* start *

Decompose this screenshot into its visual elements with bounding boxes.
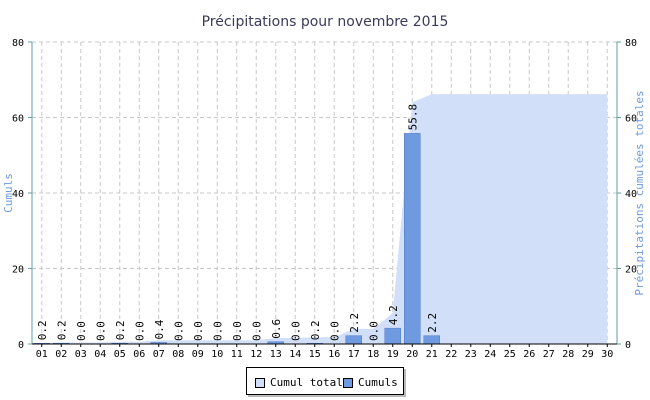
x-tick-label-07: 07 xyxy=(153,349,165,360)
x-tick-label-09: 09 xyxy=(192,349,204,360)
x-tick-label-08: 08 xyxy=(172,349,184,360)
x-tick-label-30: 30 xyxy=(601,349,613,360)
x-tick-label-20: 20 xyxy=(406,349,418,360)
y-tick-label-left: 40 xyxy=(12,189,24,200)
bar-value-label-09: 0.0 xyxy=(192,321,205,341)
x-tick-label-15: 15 xyxy=(309,349,321,360)
legend-item-cumuls: Cumuls xyxy=(343,376,398,389)
x-tick-label-22: 22 xyxy=(445,349,457,360)
x-tick-label-04: 04 xyxy=(94,349,106,360)
bar-value-label-17: 2.2 xyxy=(348,313,361,333)
y-tick-label-right: 0 xyxy=(625,340,631,351)
legend-swatch-cumuls xyxy=(343,377,353,388)
y-tick-label-left: 80 xyxy=(12,38,24,49)
x-tick-label-25: 25 xyxy=(504,349,516,360)
x-tick-label-03: 03 xyxy=(75,349,87,360)
x-tick-label-24: 24 xyxy=(484,349,496,360)
cumul-total-area xyxy=(41,94,608,344)
x-tick-label-01: 01 xyxy=(36,349,48,360)
x-tick-label-11: 11 xyxy=(231,349,243,360)
x-tick-label-18: 18 xyxy=(367,349,379,360)
chart-title: Précipitations pour novembre 2015 xyxy=(201,14,449,30)
bar-value-label-20: 55.8 xyxy=(406,104,419,131)
x-tick-label-19: 19 xyxy=(387,349,399,360)
x-tick-label-17: 17 xyxy=(348,349,360,360)
bar-value-label-06: 0.0 xyxy=(133,321,146,341)
x-tick-label-06: 06 xyxy=(133,349,145,360)
y-axis-title-right: Précipitations cumulées totales xyxy=(633,90,646,295)
axes xyxy=(28,41,621,347)
bar-value-label-08: 0.0 xyxy=(172,321,185,341)
y-tick-label-left: 0 xyxy=(18,340,24,351)
x-tick-label-14: 14 xyxy=(289,349,301,360)
bar-value-label-18: 0.0 xyxy=(367,321,380,341)
bar-value-label-01: 0.2 xyxy=(36,320,49,340)
bar-21 xyxy=(423,335,440,345)
bar-value-label-15: 0.2 xyxy=(309,320,322,340)
x-tick-label-16: 16 xyxy=(328,349,340,360)
x-tick-label-12: 12 xyxy=(250,349,262,360)
bars xyxy=(33,133,440,345)
x-tick-label-29: 29 xyxy=(582,349,594,360)
cumulative-area xyxy=(41,94,608,344)
bar-value-label-10: 0.0 xyxy=(211,321,224,341)
x-tick-label-10: 10 xyxy=(211,349,223,360)
y-tick-label-right: 60 xyxy=(625,114,637,125)
bar-value-label-03: 0.0 xyxy=(75,321,88,341)
bar-value-label-07: 0.4 xyxy=(153,319,166,339)
bar-value-label-05: 0.2 xyxy=(114,320,127,340)
bar-value-label-11: 0.0 xyxy=(231,321,244,341)
bar-value-label-12: 0.0 xyxy=(250,321,263,341)
bar-value-label-21: 2.2 xyxy=(426,313,439,333)
y-tick-label-right: 40 xyxy=(625,189,637,200)
y-tick-label-left: 20 xyxy=(12,265,24,276)
legend-item-cumul-total: Cumul total xyxy=(255,376,343,389)
legend-swatch-cumul-total xyxy=(255,377,265,388)
x-tick-label-28: 28 xyxy=(562,349,574,360)
legend-label-cumuls: Cumuls xyxy=(358,376,398,389)
y-tick-label-right: 80 xyxy=(625,38,637,49)
x-tick-label-05: 05 xyxy=(114,349,126,360)
legend: Cumul total Cumuls xyxy=(246,367,404,395)
x-tick-label-23: 23 xyxy=(465,349,477,360)
x-tick-label-02: 02 xyxy=(55,349,67,360)
y-axis-title-left: Cumuls xyxy=(2,173,15,213)
x-tick-label-27: 27 xyxy=(543,349,555,360)
bar-20 xyxy=(404,133,421,345)
bar-value-label-13: 0.6 xyxy=(270,319,283,339)
bar-17 xyxy=(345,335,362,345)
bar-19 xyxy=(384,327,401,345)
x-tick-label-13: 13 xyxy=(270,349,282,360)
x-tick-label-26: 26 xyxy=(523,349,535,360)
y-tick-label-right: 20 xyxy=(625,265,637,276)
bar-value-label-19: 4.2 xyxy=(387,305,400,325)
bar-value-label-16: 0.0 xyxy=(328,321,341,341)
bar-value-label-14: 0.0 xyxy=(289,321,302,341)
x-tick-label-21: 21 xyxy=(426,349,438,360)
legend-label-cumul-total: Cumul total xyxy=(270,376,343,389)
y-tick-label-left: 60 xyxy=(12,114,24,125)
bar-value-label-02: 0.2 xyxy=(55,320,68,340)
bar-value-label-04: 0.0 xyxy=(94,321,107,341)
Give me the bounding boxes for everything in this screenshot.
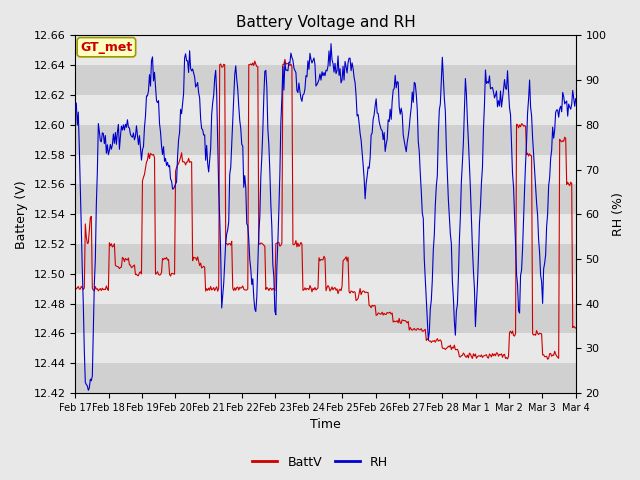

* end *

Copy the lines of the items verbatim, starting with the line that contains "x-tick-label-07: 07 xyxy=(153,349,165,360)" and going on through the line that contains "bar-value-label-20: 55.8 xyxy=(406,104,419,131)", both included.

x-tick-label-07: 07 xyxy=(153,349,165,360)
x-tick-label-09: 09 xyxy=(192,349,204,360)
x-tick-label-08: 08 xyxy=(172,349,184,360)
x-tick-label-30: 30 xyxy=(601,349,613,360)
x-tick-label-20: 20 xyxy=(406,349,418,360)
y-tick-label-left: 40 xyxy=(12,189,24,200)
bar-value-label-09: 0.0 xyxy=(192,321,205,341)
x-tick-label-15: 15 xyxy=(309,349,321,360)
legend-item-cumuls: Cumuls xyxy=(343,376,398,389)
x-tick-label-22: 22 xyxy=(445,349,457,360)
x-tick-label-04: 04 xyxy=(94,349,106,360)
bar-value-label-17: 2.2 xyxy=(348,313,361,333)
y-tick-label-right: 0 xyxy=(625,340,631,351)
legend-swatch-cumuls xyxy=(343,377,353,388)
y-tick-label-left: 80 xyxy=(12,38,24,49)
x-tick-label-25: 25 xyxy=(504,349,516,360)
x-tick-label-03: 03 xyxy=(75,349,87,360)
x-tick-label-24: 24 xyxy=(484,349,496,360)
cumul-total-area xyxy=(41,94,608,344)
x-tick-label-01: 01 xyxy=(36,349,48,360)
x-tick-label-11: 11 xyxy=(231,349,243,360)
x-tick-label-18: 18 xyxy=(367,349,379,360)
chart-title: Précipitations pour novembre 2015 xyxy=(201,14,449,30)
bar-value-label-20: 55.8 xyxy=(406,104,419,131)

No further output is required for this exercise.